Extracts from a graphics dataset
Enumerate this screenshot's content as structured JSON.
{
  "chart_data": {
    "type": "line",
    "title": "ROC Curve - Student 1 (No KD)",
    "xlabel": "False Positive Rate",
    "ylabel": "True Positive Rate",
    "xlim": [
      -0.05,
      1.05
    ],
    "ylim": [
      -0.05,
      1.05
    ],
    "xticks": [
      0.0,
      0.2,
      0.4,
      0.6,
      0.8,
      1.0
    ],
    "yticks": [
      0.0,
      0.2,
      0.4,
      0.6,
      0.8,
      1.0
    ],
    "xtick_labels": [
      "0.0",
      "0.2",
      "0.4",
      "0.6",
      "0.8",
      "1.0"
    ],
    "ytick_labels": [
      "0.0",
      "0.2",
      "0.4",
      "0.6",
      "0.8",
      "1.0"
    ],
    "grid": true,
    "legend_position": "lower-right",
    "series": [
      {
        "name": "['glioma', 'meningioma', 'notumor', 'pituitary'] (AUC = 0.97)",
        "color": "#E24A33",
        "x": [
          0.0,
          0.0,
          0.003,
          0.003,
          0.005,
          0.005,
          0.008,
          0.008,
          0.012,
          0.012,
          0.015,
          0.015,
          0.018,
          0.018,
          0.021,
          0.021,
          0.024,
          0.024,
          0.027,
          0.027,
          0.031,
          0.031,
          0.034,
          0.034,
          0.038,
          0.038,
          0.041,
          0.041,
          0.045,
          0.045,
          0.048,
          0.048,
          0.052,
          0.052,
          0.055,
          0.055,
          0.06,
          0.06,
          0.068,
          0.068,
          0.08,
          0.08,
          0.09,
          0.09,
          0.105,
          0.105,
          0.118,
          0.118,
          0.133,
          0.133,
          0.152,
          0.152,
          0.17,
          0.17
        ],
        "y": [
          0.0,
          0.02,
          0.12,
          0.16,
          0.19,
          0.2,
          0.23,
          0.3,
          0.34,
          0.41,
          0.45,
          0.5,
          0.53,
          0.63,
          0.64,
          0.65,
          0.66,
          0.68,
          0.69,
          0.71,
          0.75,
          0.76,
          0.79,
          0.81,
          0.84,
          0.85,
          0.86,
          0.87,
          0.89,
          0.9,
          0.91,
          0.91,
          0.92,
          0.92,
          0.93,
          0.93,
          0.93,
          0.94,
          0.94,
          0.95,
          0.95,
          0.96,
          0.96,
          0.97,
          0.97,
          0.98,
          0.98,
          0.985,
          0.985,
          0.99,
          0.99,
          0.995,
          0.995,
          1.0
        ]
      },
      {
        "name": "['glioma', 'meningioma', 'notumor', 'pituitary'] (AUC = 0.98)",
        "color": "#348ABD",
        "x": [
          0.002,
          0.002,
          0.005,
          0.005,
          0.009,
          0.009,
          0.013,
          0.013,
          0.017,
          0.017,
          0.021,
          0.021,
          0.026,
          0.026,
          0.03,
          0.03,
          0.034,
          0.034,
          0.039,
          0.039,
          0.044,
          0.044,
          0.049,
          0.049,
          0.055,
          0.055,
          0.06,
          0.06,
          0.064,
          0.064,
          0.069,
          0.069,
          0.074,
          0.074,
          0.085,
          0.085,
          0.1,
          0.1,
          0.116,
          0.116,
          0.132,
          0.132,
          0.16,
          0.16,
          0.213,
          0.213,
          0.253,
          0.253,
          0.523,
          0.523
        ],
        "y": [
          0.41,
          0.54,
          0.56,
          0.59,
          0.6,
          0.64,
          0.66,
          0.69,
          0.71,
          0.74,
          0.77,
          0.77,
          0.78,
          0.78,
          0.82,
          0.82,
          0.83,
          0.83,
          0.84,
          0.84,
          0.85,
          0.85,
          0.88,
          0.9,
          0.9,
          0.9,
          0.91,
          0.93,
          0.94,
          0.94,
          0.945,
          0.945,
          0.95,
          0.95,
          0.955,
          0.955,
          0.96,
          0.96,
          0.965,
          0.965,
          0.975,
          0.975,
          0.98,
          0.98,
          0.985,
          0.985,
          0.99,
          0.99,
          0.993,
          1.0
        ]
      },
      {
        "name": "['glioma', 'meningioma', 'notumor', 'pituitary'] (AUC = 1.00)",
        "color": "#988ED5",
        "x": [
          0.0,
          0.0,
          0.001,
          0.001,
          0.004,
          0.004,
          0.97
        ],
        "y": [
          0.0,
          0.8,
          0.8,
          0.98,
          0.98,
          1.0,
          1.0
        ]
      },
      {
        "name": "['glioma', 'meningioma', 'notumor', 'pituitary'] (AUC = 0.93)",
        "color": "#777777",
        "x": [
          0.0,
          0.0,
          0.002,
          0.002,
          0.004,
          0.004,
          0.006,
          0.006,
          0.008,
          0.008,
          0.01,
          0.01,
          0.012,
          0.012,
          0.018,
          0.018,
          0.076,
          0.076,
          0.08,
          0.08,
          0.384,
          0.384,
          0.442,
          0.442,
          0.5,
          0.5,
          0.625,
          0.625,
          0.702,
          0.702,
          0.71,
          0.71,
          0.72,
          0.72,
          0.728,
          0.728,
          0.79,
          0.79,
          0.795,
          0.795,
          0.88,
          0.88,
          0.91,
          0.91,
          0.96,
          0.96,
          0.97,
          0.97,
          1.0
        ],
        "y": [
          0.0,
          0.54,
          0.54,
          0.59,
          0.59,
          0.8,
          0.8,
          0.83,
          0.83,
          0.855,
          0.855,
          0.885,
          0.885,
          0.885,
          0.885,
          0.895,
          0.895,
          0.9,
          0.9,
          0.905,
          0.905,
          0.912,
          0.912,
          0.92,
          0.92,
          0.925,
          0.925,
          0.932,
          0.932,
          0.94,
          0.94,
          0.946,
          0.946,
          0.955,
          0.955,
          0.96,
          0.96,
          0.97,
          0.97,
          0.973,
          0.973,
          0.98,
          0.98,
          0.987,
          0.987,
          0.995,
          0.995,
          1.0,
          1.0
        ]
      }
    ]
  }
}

■ PROBLEM DETAILS ■
A single figure is required: how many lines above contain the word "glioma".

■ RESPONSE TO THE TASK ■
4